### AIM
Write out each entry, exactly the way it appears.
====== TASK DATA ======
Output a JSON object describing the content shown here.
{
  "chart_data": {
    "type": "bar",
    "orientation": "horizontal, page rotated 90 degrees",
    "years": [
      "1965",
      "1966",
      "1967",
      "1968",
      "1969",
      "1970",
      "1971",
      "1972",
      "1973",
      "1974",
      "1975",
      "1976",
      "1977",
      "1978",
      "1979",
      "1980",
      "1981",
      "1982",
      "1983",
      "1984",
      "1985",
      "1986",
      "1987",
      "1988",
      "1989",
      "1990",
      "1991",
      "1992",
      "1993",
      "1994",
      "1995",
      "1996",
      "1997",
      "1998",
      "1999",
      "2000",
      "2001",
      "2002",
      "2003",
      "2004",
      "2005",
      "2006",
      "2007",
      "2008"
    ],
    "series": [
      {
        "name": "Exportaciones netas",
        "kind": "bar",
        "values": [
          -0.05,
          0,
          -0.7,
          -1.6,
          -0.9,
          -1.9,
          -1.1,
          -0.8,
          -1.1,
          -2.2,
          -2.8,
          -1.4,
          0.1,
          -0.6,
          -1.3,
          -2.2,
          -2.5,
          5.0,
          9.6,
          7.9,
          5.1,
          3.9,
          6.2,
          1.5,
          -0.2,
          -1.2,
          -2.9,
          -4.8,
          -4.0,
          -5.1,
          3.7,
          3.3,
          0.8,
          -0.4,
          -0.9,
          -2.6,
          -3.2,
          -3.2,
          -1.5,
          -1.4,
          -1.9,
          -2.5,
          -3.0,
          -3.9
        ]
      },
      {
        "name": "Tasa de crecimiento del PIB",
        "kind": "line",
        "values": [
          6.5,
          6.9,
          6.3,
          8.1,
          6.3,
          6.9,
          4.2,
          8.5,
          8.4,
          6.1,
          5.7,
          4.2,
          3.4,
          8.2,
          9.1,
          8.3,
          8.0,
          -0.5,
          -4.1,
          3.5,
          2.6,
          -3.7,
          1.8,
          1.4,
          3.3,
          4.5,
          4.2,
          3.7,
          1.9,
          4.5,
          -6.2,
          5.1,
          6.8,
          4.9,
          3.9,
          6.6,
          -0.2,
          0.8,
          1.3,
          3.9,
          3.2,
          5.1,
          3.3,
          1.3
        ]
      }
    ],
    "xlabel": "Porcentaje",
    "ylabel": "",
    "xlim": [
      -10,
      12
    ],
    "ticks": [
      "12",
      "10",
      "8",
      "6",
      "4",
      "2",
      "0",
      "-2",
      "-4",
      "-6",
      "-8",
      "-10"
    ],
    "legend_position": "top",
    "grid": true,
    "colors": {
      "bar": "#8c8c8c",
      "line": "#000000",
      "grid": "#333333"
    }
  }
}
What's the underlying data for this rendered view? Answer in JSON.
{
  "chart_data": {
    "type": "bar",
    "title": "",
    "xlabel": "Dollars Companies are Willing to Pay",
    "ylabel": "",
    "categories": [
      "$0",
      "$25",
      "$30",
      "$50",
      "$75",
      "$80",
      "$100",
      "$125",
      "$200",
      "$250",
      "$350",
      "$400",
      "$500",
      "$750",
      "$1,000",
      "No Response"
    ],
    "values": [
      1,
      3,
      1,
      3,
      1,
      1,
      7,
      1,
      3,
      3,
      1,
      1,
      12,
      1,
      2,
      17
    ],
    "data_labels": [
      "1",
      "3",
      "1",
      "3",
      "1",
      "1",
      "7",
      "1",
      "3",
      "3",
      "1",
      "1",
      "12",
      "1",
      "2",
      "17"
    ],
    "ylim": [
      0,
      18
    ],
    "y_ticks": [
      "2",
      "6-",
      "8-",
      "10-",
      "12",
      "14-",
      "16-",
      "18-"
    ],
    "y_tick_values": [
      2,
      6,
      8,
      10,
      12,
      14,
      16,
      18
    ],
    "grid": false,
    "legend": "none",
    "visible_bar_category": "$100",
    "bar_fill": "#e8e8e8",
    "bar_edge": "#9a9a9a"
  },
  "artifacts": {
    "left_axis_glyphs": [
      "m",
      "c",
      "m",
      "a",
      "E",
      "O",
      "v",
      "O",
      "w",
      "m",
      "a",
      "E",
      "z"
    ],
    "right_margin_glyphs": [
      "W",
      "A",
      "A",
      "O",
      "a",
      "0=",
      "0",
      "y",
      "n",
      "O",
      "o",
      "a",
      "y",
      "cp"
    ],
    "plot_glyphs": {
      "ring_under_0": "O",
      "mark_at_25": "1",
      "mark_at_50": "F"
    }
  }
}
======
### FINAL RESULT
Output a JSON object describing the content shown here.
{
  "chart_data": {
    "type": "bar",
    "orientation": "horizontal, page rotated 90 degrees",
    "years": [
      "1965",
      "1966",
      "1967",
      "1968",
      "1969",
      "1970",
      "1971",
      "1972",
      "1973",
      "1974",
      "1975",
      "1976",
      "1977",
      "1978",
      "1979",
      "1980",
      "1981",
      "1982",
      "1983",
      "1984",
      "1985",
      "1986",
      "1987",
      "1988",
      "1989",
      "1990",
      "1991",
      "1992",
      "1993",
      "1994",
      "1995",
      "1996",
      "1997",
      "1998",
      "1999",
      "2000",
      "2001",
      "2002",
      "2003",
      "2004",
      "2005",
      "2006",
      "2007",
      "2008"
    ],
    "series": [
      {
        "name": "Exportaciones netas",
        "kind": "bar",
        "values": [
          -0.05,
          0,
          -0.7,
          -1.6,
          -0.9,
          -1.9,
          -1.1,
          -0.8,
          -1.1,
          -2.2,
          -2.8,
          -1.4,
          0.1,
          -0.6,
          -1.3,
          -2.2,
          -2.5,
          5.0,
          9.6,
          7.9,
          5.1,
          3.9,
          6.2,
          1.5,
          -0.2,
          -1.2,
          -2.9,
          -4.8,
          -4.0,
          -5.1,
          3.7,
          3.3,
          0.8,
          -0.4,
          -0.9,
          -2.6,
          -3.2,
          -3.2,
          -1.5,
          -1.4,
          -1.9,
          -2.5,
          -3.0,
          -3.9
        ]
      },
      {
        "name": "Tasa de crecimiento del PIB",
        "kind": "line",
        "values": [
          6.5,
          6.9,
          6.3,
          8.1,
          6.3,
          6.9,
          4.2,
          8.5,
          8.4,
          6.1,
          5.7,
          4.2,
          3.4,
          8.2,
          9.1,
          8.3,
          8.0,
          -0.5,
          -4.1,
          3.5,
          2.6,
          -3.7,
          1.8,
          1.4,
          3.3,
          4.5,
          4.2,
          3.7,
          1.9,
          4.5,
          -6.2,
          5.1,
          6.8,
          4.9,
          3.9,
          6.6,
          -0.2,
          0.8,
          1.3,
          3.9,
          3.2,
          5.1,
          3.3,
          1.3
        ]
      }
    ],
    "xlabel": "Porcentaje",
    "ylabel": "",
    "xlim": [
      -10,
      12
    ],
    "ticks": [
      "12",
      "10",
      "8",
      "6",
      "4",
      "2",
      "0",
      "-2",
      "-4",
      "-6",
      "-8",
      "-10"
    ],
    "legend_position": "top",
    "grid": true,
    "colors": {
      "bar": "#8c8c8c",
      "line": "#000000",
      "grid": "#333333"
    }
  }
}
What's the underlying data for this rendered view? Answer in JSON.
{
  "chart_data": {
    "type": "bar",
    "title": "",
    "xlabel": "Dollars Companies are Willing to Pay",
    "ylabel": "",
    "categories": [
      "$0",
      "$25",
      "$30",
      "$50",
      "$75",
      "$80",
      "$100",
      "$125",
      "$200",
      "$250",
      "$350",
      "$400",
      "$500",
      "$750",
      "$1,000",
      "No Response"
    ],
    "values": [
      1,
      3,
      1,
      3,
      1,
      1,
      7,
      1,
      3,
      3,
      1,
      1,
      12,
      1,
      2,
      17
    ],
    "data_labels": [
      "1",
      "3",
      "1",
      "3",
      "1",
      "1",
      "7",
      "1",
      "3",
      "3",
      "1",
      "1",
      "12",
      "1",
      "2",
      "17"
    ],
    "ylim": [
      0,
      18
    ],
    "y_ticks": [
      "2",
      "6-",
      "8-",
      "10-",
      "12",
      "14-",
      "16-",
      "18-"
    ],
    "y_tick_values": [
      2,
      6,
      8,
      10,
      12,
      14,
      16,
      18
    ],
    "grid": false,
    "legend": "none",
    "visible_bar_category": "$100",
    "bar_fill": "#e8e8e8",
    "bar_edge": "#9a9a9a"
  },
  "artifacts": {
    "left_axis_glyphs": [
      "m",
      "c",
      "m",
      "a",
      "E",
      "O",
      "v",
      "O",
      "w",
      "m",
      "a",
      "E",
      "z"
    ],
    "right_margin_glyphs": [
      "W",
      "A",
      "A",
      "O",
      "a",
      "0=",
      "0",
      "y",
      "n",
      "O",
      "o",
      "a",
      "y",
      "cp"
    ],
    "plot_glyphs": {
      "ring_under_0": "O",
      "mark_at_25": "1",
      "mark_at_50": "F"
    }
  }
}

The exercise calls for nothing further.